Extract the records in full, leaving every picture out.

Start RECORD EXTRACTS

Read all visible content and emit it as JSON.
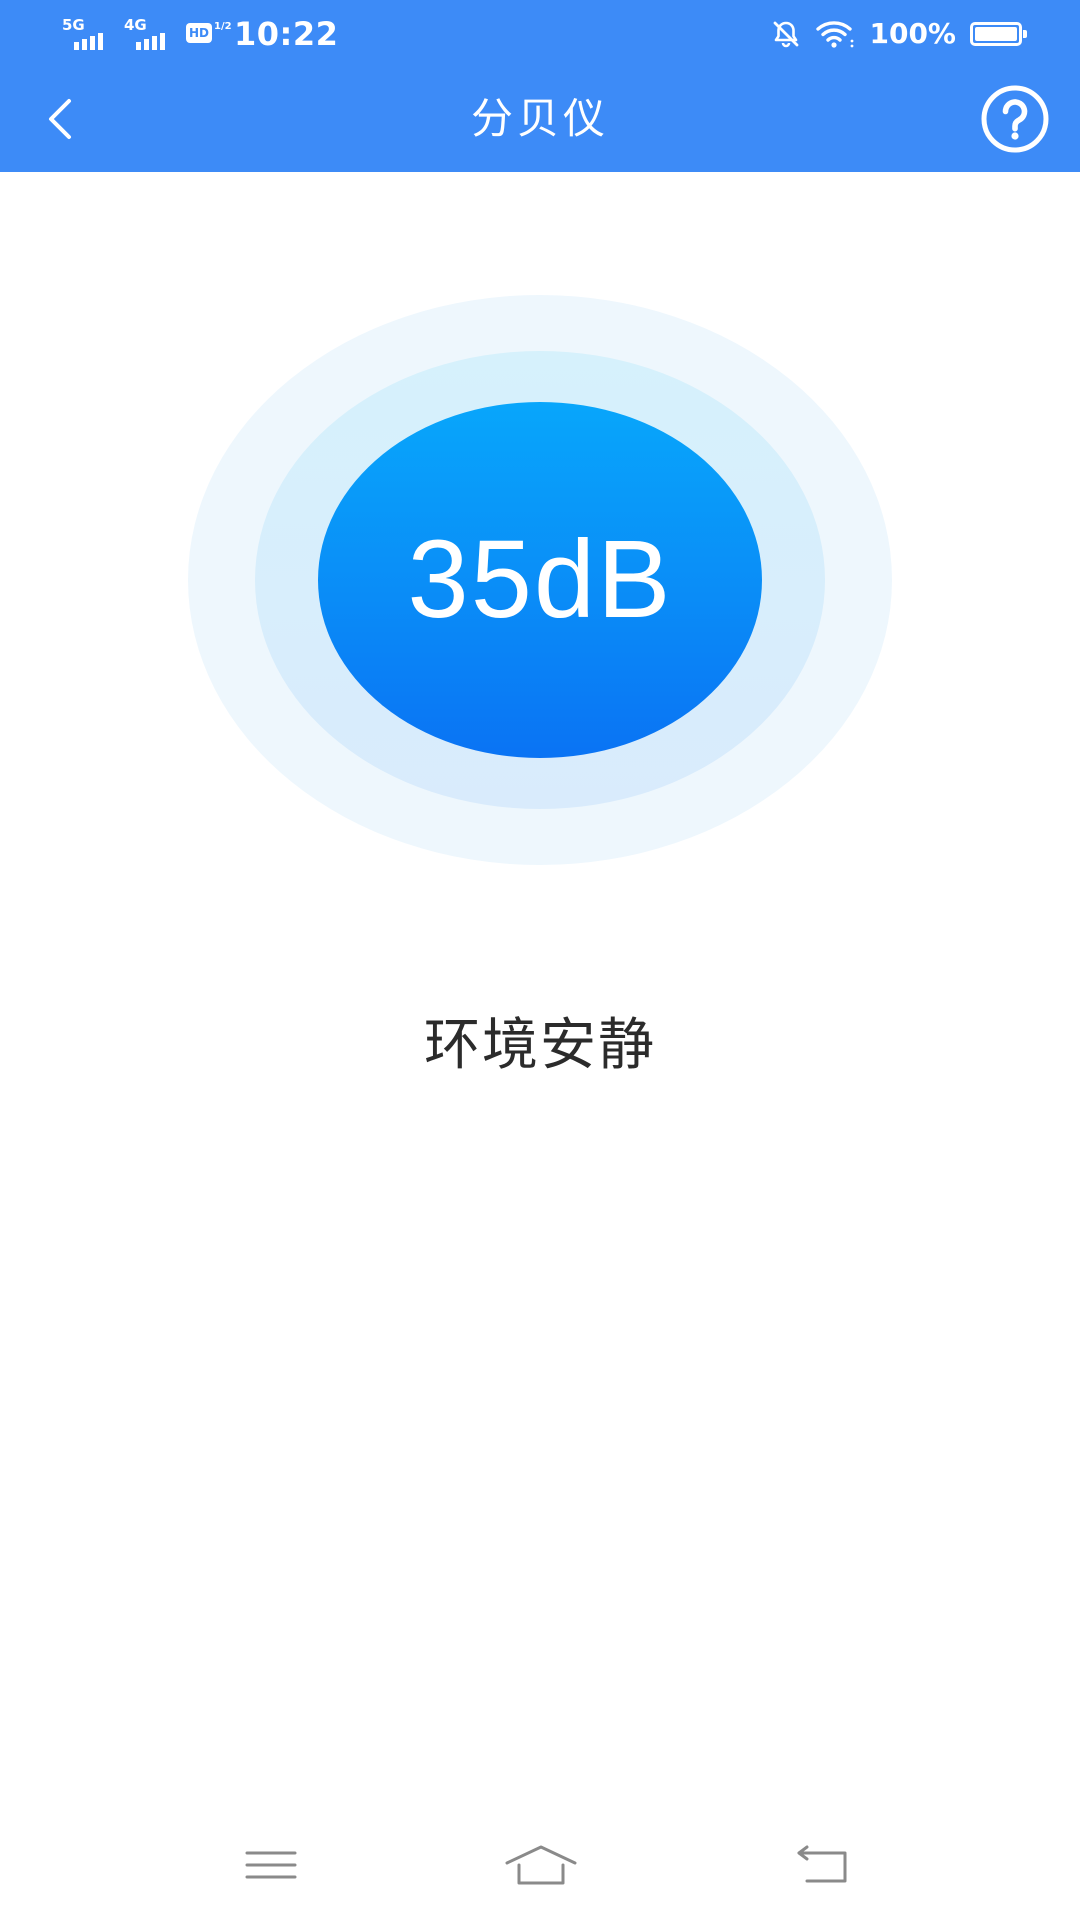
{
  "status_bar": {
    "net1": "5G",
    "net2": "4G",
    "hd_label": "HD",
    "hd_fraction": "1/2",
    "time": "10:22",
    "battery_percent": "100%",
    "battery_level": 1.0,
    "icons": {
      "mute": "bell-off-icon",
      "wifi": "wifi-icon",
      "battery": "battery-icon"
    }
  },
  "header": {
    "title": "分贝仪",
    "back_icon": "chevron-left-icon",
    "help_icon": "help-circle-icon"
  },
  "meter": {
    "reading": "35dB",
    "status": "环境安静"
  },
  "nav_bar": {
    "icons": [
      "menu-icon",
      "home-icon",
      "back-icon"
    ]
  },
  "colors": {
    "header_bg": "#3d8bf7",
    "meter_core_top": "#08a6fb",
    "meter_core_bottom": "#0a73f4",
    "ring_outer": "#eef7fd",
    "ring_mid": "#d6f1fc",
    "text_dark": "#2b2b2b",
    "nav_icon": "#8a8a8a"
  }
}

End RECORD EXTRACTS

## SOLUTION
Read all visible content and emit it as JSON.
{
  "status_bar": {
    "net1": "5G",
    "net2": "4G",
    "hd_label": "HD",
    "hd_fraction": "1/2",
    "time": "10:22",
    "battery_percent": "100%",
    "battery_level": 1.0,
    "icons": {
      "mute": "bell-off-icon",
      "wifi": "wifi-icon",
      "battery": "battery-icon"
    }
  },
  "header": {
    "title": "分贝仪",
    "back_icon": "chevron-left-icon",
    "help_icon": "help-circle-icon"
  },
  "meter": {
    "reading": "35dB",
    "status": "环境安静"
  },
  "nav_bar": {
    "icons": [
      "menu-icon",
      "home-icon",
      "back-icon"
    ]
  },
  "colors": {
    "header_bg": "#3d8bf7",
    "meter_core_top": "#08a6fb",
    "meter_core_bottom": "#0a73f4",
    "ring_outer": "#eef7fd",
    "ring_mid": "#d6f1fc",
    "text_dark": "#2b2b2b",
    "nav_icon": "#8a8a8a"
  }
}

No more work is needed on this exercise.